REQUIRED TASK
Below are some entries; can you quote all of them exactly?

MATERIAL SUPPLIED
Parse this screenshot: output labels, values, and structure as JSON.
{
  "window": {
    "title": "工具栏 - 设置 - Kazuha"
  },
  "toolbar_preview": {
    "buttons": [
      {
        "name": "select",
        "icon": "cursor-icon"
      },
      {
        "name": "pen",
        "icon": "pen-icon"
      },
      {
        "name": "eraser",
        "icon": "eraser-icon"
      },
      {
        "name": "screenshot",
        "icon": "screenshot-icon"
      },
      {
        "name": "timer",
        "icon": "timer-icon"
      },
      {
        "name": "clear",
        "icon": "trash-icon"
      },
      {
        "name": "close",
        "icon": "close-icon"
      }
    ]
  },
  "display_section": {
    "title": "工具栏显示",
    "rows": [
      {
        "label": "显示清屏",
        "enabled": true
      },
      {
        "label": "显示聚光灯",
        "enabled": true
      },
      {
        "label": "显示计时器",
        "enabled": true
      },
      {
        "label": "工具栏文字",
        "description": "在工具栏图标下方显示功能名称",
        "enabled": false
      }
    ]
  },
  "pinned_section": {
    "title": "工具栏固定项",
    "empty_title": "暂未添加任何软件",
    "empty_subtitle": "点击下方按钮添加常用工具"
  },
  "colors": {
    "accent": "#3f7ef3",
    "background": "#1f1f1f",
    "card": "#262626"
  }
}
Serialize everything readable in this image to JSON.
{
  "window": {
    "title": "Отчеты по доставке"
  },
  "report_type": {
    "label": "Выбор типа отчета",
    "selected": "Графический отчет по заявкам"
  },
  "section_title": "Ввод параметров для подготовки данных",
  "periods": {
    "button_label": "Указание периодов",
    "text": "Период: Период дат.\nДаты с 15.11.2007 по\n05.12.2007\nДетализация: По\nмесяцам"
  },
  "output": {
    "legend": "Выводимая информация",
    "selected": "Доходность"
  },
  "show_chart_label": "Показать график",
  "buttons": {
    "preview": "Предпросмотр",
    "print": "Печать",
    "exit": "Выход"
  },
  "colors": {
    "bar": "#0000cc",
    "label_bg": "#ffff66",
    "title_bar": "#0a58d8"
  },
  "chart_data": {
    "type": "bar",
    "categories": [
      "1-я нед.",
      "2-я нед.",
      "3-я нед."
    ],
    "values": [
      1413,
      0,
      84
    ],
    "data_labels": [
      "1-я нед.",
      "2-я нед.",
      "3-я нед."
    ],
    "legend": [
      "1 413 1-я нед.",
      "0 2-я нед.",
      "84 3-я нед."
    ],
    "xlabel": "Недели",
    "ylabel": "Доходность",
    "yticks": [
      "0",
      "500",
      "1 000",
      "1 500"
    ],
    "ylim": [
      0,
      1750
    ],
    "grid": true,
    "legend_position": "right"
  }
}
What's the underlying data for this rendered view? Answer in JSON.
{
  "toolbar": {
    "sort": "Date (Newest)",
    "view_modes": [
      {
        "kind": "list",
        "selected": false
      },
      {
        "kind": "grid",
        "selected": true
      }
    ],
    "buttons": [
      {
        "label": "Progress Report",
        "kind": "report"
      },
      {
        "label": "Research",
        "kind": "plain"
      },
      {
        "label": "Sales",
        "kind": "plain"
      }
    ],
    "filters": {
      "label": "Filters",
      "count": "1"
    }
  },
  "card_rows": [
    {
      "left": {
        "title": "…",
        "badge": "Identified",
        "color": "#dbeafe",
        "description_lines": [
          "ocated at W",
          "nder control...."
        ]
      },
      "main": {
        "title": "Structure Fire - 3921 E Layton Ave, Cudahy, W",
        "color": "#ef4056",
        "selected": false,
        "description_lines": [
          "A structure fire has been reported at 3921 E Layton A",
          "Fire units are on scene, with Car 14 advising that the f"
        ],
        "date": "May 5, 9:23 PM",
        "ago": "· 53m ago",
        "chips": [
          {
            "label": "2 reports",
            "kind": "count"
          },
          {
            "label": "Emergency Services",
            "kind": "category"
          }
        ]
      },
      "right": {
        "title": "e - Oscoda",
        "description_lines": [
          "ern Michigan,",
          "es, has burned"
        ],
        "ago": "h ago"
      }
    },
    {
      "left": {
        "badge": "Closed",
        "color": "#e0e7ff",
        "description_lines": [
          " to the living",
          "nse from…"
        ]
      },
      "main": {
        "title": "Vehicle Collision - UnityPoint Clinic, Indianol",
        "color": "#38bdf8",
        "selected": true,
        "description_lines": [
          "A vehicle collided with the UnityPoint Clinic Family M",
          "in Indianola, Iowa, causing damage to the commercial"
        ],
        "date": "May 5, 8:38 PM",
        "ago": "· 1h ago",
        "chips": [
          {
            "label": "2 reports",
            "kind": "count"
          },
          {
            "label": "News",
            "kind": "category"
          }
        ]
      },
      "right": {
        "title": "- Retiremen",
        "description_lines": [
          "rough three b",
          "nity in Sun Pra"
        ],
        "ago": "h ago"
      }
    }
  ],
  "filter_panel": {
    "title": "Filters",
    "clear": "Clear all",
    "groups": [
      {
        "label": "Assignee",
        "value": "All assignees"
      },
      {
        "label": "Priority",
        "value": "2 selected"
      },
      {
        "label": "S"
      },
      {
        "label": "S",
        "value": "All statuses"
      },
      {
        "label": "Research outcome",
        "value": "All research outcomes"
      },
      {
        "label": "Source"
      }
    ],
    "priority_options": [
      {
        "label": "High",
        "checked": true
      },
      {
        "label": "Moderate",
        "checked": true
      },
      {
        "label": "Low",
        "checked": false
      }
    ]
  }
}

EXPECTED ANSWER
Parse this screenshot: output labels, values, and structure as JSON.
{
  "window": {
    "title": "工具栏 - 设置 - Kazuha"
  },
  "toolbar_preview": {
    "buttons": [
      {
        "name": "select",
        "icon": "cursor-icon"
      },
      {
        "name": "pen",
        "icon": "pen-icon"
      },
      {
        "name": "eraser",
        "icon": "eraser-icon"
      },
      {
        "name": "screenshot",
        "icon": "screenshot-icon"
      },
      {
        "name": "timer",
        "icon": "timer-icon"
      },
      {
        "name": "clear",
        "icon": "trash-icon"
      },
      {
        "name": "close",
        "icon": "close-icon"
      }
    ]
  },
  "display_section": {
    "title": "工具栏显示",
    "rows": [
      {
        "label": "显示清屏",
        "enabled": true
      },
      {
        "label": "显示聚光灯",
        "enabled": true
      },
      {
        "label": "显示计时器",
        "enabled": true
      },
      {
        "label": "工具栏文字",
        "description": "在工具栏图标下方显示功能名称",
        "enabled": false
      }
    ]
  },
  "pinned_section": {
    "title": "工具栏固定项",
    "empty_title": "暂未添加任何软件",
    "empty_subtitle": "点击下方按钮添加常用工具"
  },
  "colors": {
    "accent": "#3f7ef3",
    "background": "#1f1f1f",
    "card": "#262626"
  }
}
Serialize everything readable in this image to JSON.
{
  "window": {
    "title": "Отчеты по доставке"
  },
  "report_type": {
    "label": "Выбор типа отчета",
    "selected": "Графический отчет по заявкам"
  },
  "section_title": "Ввод параметров для подготовки данных",
  "periods": {
    "button_label": "Указание периодов",
    "text": "Период: Период дат.\nДаты с 15.11.2007 по\n05.12.2007\nДетализация: По\nмесяцам"
  },
  "output": {
    "legend": "Выводимая информация",
    "selected": "Доходность"
  },
  "show_chart_label": "Показать график",
  "buttons": {
    "preview": "Предпросмотр",
    "print": "Печать",
    "exit": "Выход"
  },
  "colors": {
    "bar": "#0000cc",
    "label_bg": "#ffff66",
    "title_bar": "#0a58d8"
  },
  "chart_data": {
    "type": "bar",
    "categories": [
      "1-я нед.",
      "2-я нед.",
      "3-я нед."
    ],
    "values": [
      1413,
      0,
      84
    ],
    "data_labels": [
      "1-я нед.",
      "2-я нед.",
      "3-я нед."
    ],
    "legend": [
      "1 413 1-я нед.",
      "0 2-я нед.",
      "84 3-я нед."
    ],
    "xlabel": "Недели",
    "ylabel": "Доходность",
    "yticks": [
      "0",
      "500",
      "1 000",
      "1 500"
    ],
    "ylim": [
      0,
      1750
    ],
    "grid": true,
    "legend_position": "right"
  }
}
What's the underlying data for this rendered view? Answer in JSON.
{
  "toolbar": {
    "sort": "Date (Newest)",
    "view_modes": [
      {
        "kind": "list",
        "selected": false
      },
      {
        "kind": "grid",
        "selected": true
      }
    ],
    "buttons": [
      {
        "label": "Progress Report",
        "kind": "report"
      },
      {
        "label": "Research",
        "kind": "plain"
      },
      {
        "label": "Sales",
        "kind": "plain"
      }
    ],
    "filters": {
      "label": "Filters",
      "count": "1"
    }
  },
  "card_rows": [
    {
      "left": {
        "title": "…",
        "badge": "Identified",
        "color": "#dbeafe",
        "description_lines": [
          "ocated at W",
          "nder control...."
        ]
      },
      "main": {
        "title": "Structure Fire - 3921 E Layton Ave, Cudahy, W",
        "color": "#ef4056",
        "selected": false,
        "description_lines": [
          "A structure fire has been reported at 3921 E Layton A",
          "Fire units are on scene, with Car 14 advising that the f"
        ],
        "date": "May 5, 9:23 PM",
        "ago": "· 53m ago",
        "chips": [
          {
            "label": "2 reports",
            "kind": "count"
          },
          {
            "label": "Emergency Services",
            "kind": "category"
          }
        ]
      },
      "right": {
        "title": "e - Oscoda",
        "description_lines": [
          "ern Michigan,",
          "es, has burned"
        ],
        "ago": "h ago"
      }
    },
    {
      "left": {
        "badge": "Closed",
        "color": "#e0e7ff",
        "description_lines": [
          " to the living",
          "nse from…"
        ]
      },
      "main": {
        "title": "Vehicle Collision - UnityPoint Clinic, Indianol",
        "color": "#38bdf8",
        "selected": true,
        "description_lines": [
          "A vehicle collided with the UnityPoint Clinic Family M",
          "in Indianola, Iowa, causing damage to the commercial"
        ],
        "date": "May 5, 8:38 PM",
        "ago": "· 1h ago",
        "chips": [
          {
            "label": "2 reports",
            "kind": "count"
          },
          {
            "label": "News",
            "kind": "category"
          }
        ]
      },
      "right": {
        "title": "- Retiremen",
        "description_lines": [
          "rough three b",
          "nity in Sun Pra"
        ],
        "ago": "h ago"
      }
    }
  ],
  "filter_panel": {
    "title": "Filters",
    "clear": "Clear all",
    "groups": [
      {
        "label": "Assignee",
        "value": "All assignees"
      },
      {
        "label": "Priority",
        "value": "2 selected"
      },
      {
        "label": "S"
      },
      {
        "label": "S",
        "value": "All statuses"
      },
      {
        "label": "Research outcome",
        "value": "All research outcomes"
      },
      {
        "label": "Source"
      }
    ],
    "priority_options": [
      {
        "label": "High",
        "checked": true
      },
      {
        "label": "Moderate",
        "checked": true
      },
      {
        "label": "Low",
        "checked": false
      }
    ]
  }
}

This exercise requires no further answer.